---- Records shown
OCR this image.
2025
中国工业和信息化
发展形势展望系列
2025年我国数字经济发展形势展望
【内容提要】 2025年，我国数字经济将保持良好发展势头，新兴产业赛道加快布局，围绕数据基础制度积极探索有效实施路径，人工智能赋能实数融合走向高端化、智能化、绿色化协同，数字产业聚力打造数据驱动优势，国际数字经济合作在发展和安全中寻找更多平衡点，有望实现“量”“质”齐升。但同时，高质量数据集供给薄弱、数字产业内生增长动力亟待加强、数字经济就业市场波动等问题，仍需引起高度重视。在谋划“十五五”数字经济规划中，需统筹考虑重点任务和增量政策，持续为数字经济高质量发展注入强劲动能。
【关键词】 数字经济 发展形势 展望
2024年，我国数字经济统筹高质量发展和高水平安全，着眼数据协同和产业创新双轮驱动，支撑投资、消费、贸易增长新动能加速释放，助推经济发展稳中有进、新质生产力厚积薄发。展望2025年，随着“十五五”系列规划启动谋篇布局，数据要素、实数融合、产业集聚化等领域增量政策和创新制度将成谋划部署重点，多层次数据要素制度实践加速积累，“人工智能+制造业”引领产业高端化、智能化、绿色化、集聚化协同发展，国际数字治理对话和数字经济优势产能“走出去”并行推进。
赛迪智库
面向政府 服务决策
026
--------
### Directions
Above are some records; repeat all of them exactly.

### Solution
OCR this image.
2025
中国工业和信息化
发展形势展望系列
2025年我国数字经济发展形势展望
【内容提要】 2025年，我国数字经济将保持良好发展势头，新兴产业赛道加快布局，围绕数据基础制度积极探索有效实施路径，人工智能赋能实数融合走向高端化、智能化、绿色化协同，数字产业聚力打造数据驱动优势，国际数字经济合作在发展和安全中寻找更多平衡点，有望实现“量”“质”齐升。但同时，高质量数据集供给薄弱、数字产业内生增长动力亟待加强、数字经济就业市场波动等问题，仍需引起高度重视。在谋划“十五五”数字经济规划中，需统筹考虑重点任务和增量政策，持续为数字经济高质量发展注入强劲动能。
【关键词】 数字经济 发展形势 展望
2024年，我国数字经济统筹高质量发展和高水平安全，着眼数据协同和产业创新双轮驱动，支撑投资、消费、贸易增长新动能加速释放，助推经济发展稳中有进、新质生产力厚积薄发。展望2025年，随着“十五五”系列规划启动谋篇布局，数据要素、实数融合、产业集聚化等领域增量政策和创新制度将成谋划部署重点，多层次数据要素制度实践加速积累，“人工智能+制造业”引领产业高端化、智能化、绿色化、集聚化协同发展，国际数字治理对话和数字经济优势产能“走出去”并行推进。
赛迪智库
面向政府 服务决策
026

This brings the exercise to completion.